# The request:
Reproduce verbatim the lines of the listing between the line containing "Output each element" and the line containing "resize-grip-icon[interactable] (703, 549, 719, 563)", inclusive, and nothing else.

# Given information:
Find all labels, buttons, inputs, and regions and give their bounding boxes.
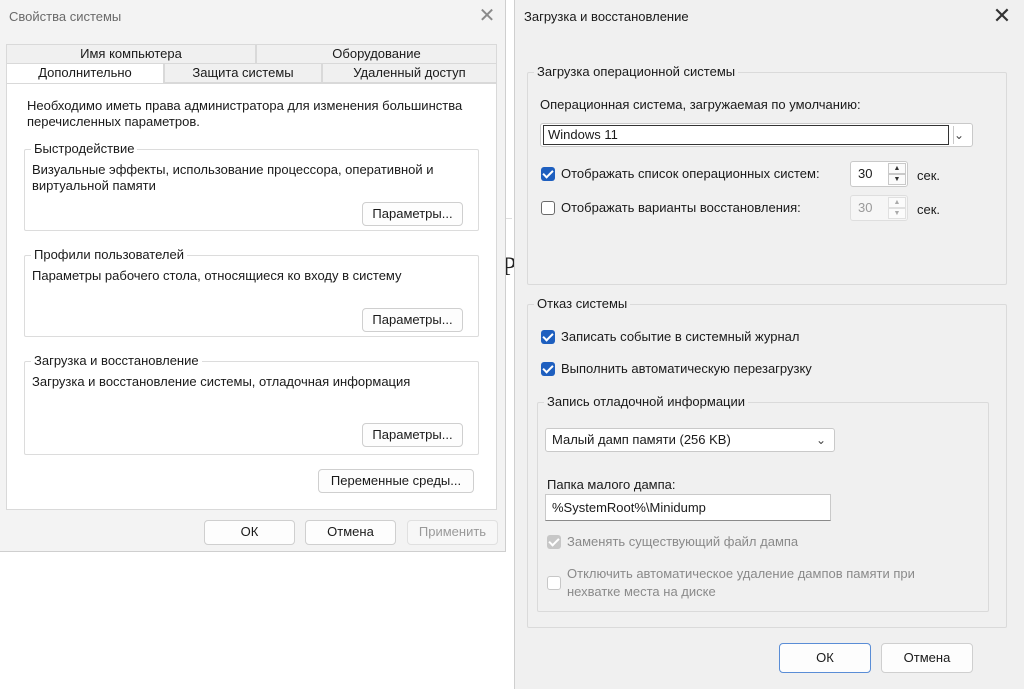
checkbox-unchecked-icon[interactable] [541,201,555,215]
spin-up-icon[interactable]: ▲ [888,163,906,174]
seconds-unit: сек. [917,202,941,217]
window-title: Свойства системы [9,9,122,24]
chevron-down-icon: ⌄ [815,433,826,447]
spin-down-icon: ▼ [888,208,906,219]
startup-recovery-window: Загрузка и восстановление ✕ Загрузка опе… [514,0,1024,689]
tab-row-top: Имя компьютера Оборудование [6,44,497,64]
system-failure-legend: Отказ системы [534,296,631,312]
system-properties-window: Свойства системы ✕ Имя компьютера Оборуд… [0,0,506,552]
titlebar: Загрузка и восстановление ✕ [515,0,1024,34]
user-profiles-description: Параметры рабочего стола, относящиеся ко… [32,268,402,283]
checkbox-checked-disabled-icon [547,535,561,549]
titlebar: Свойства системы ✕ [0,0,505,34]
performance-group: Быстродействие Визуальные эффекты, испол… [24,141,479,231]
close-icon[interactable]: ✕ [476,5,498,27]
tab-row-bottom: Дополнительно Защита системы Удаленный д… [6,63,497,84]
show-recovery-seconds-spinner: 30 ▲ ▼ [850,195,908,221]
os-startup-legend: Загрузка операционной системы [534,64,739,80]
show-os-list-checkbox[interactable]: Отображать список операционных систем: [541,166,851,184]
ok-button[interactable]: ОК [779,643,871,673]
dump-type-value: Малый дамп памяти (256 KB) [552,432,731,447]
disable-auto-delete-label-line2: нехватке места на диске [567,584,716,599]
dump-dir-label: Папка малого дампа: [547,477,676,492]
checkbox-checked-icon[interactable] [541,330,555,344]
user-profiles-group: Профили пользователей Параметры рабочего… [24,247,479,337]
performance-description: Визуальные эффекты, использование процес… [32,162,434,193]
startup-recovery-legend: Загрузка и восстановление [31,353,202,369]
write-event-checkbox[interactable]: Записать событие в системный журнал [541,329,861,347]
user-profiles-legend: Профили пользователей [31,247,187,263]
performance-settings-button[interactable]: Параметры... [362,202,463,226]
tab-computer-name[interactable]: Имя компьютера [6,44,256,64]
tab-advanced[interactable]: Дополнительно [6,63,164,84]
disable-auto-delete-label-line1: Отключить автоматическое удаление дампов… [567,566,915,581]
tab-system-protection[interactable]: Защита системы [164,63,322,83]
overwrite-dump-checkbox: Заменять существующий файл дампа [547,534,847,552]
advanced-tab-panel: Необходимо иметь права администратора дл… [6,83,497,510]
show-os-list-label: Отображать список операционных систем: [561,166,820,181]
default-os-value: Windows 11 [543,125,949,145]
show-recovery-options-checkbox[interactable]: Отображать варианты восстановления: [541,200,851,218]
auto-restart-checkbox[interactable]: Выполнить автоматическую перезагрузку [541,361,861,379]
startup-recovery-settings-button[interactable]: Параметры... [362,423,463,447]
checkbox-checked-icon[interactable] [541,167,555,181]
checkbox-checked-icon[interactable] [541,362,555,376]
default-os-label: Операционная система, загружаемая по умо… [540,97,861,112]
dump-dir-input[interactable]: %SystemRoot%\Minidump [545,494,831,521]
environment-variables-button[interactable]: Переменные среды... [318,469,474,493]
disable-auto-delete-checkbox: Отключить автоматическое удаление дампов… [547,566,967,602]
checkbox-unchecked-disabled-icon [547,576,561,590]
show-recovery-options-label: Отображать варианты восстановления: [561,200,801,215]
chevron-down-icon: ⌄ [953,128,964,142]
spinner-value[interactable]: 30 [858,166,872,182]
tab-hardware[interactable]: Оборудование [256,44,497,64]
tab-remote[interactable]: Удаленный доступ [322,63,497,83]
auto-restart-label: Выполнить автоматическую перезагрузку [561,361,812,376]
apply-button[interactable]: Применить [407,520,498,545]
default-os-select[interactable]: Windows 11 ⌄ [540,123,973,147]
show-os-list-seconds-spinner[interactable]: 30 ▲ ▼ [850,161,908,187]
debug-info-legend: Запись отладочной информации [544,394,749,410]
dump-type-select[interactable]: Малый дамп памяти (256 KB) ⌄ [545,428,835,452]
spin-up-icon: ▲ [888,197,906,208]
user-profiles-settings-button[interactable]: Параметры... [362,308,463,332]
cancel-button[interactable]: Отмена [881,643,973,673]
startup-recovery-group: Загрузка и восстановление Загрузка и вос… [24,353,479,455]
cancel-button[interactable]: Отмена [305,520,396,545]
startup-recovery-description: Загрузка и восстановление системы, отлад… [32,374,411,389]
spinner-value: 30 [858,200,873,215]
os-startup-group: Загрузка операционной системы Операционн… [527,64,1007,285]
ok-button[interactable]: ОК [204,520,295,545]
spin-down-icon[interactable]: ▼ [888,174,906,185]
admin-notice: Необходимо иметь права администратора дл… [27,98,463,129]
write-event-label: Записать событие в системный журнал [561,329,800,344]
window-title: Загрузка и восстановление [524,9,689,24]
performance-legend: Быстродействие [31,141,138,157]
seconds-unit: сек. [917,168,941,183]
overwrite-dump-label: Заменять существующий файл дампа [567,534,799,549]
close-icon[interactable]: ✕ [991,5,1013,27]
==
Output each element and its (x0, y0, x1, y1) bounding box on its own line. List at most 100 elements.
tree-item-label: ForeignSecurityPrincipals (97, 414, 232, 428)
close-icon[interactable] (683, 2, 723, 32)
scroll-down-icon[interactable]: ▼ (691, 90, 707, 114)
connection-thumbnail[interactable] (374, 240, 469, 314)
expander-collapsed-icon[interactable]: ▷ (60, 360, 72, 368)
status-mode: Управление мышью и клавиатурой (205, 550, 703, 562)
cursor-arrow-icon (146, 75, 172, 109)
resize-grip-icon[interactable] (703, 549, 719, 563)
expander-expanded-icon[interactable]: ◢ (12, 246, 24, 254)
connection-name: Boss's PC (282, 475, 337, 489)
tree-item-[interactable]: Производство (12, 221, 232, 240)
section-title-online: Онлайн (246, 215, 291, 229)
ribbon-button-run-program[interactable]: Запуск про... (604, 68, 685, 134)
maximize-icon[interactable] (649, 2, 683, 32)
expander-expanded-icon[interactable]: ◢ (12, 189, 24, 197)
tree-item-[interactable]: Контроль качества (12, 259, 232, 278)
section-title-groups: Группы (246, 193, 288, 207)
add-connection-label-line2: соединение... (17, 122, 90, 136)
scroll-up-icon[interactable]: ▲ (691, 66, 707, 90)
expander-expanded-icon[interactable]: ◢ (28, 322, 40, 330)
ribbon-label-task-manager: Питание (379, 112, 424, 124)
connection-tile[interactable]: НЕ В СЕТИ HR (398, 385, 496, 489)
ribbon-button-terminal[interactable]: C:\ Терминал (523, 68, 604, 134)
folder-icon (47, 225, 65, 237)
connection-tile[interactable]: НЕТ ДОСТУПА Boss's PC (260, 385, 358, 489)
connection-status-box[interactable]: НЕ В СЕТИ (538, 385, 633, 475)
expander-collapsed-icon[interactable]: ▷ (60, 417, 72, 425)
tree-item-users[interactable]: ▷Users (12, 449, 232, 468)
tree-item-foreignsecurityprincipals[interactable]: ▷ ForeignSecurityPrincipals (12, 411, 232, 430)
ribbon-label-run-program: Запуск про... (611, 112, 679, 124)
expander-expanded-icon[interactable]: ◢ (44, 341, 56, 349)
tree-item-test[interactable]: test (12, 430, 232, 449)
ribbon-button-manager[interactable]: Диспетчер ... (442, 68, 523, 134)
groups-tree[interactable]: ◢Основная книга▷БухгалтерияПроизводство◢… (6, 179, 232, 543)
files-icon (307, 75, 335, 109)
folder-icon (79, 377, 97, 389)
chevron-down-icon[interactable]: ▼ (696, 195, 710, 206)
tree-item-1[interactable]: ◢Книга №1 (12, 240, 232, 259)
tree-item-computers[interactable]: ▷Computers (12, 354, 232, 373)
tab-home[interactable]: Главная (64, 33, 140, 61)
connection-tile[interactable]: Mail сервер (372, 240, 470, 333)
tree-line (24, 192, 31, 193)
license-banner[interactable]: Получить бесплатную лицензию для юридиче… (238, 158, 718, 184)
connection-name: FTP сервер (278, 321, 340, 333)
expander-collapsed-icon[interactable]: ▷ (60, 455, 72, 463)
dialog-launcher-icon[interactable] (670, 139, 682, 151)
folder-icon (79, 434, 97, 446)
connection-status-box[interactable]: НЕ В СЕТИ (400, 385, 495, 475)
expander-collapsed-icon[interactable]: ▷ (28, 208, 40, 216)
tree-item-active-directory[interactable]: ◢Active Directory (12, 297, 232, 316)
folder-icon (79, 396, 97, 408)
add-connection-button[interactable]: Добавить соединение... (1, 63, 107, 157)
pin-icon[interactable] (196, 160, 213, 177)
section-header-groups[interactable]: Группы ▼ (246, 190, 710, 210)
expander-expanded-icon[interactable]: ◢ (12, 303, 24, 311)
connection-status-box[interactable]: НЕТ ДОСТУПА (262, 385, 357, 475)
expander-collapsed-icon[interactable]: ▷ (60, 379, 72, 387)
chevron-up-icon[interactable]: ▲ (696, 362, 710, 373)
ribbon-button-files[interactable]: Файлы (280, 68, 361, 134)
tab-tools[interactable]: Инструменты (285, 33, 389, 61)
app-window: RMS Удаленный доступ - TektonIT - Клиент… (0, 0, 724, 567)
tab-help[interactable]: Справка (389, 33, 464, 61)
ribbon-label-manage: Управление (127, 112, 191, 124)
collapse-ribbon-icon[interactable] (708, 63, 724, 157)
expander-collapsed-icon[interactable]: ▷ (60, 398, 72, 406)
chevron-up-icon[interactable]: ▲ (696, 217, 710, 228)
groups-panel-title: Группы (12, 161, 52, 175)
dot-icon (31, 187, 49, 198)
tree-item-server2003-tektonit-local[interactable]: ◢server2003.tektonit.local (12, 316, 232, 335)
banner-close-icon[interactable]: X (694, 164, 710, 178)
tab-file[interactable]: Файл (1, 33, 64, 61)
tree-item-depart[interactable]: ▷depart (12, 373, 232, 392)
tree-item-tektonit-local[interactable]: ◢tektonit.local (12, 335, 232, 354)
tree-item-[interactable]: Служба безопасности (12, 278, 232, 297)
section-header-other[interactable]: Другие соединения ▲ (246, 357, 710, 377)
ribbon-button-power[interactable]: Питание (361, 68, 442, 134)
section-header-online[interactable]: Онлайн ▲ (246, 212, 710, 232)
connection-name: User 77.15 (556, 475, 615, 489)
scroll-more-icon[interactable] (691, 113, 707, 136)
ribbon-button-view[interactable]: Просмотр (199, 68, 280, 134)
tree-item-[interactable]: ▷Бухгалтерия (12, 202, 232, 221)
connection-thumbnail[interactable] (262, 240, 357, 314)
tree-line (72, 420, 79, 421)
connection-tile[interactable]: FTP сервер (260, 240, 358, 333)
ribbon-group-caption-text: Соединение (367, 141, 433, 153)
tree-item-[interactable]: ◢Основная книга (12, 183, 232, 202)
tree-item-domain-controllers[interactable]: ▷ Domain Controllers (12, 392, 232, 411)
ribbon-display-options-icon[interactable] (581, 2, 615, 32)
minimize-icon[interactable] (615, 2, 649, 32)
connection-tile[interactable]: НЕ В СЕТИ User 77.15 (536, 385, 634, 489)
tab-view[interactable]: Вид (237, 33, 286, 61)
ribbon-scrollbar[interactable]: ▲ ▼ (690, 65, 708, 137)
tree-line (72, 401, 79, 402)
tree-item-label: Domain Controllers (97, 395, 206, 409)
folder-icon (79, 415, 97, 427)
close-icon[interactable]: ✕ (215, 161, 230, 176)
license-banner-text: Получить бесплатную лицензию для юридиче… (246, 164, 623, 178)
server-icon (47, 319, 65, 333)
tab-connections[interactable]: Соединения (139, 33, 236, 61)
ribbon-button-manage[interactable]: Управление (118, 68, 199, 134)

# Task solution:
Output each element and its (x0, y0, x1, y1) bounding box on its own line. List at most 100 elements.
tree-item-label: ForeignSecurityPrincipals (97, 414, 232, 428)
close-icon[interactable] (683, 2, 723, 32)
scroll-down-icon[interactable]: ▼ (691, 90, 707, 114)
connection-thumbnail[interactable] (374, 240, 469, 314)
expander-collapsed-icon[interactable]: ▷ (60, 360, 72, 368)
status-mode: Управление мышью и клавиатурой (205, 550, 703, 562)
cursor-arrow-icon (146, 75, 172, 109)
resize-grip-icon[interactable] (703, 549, 719, 563)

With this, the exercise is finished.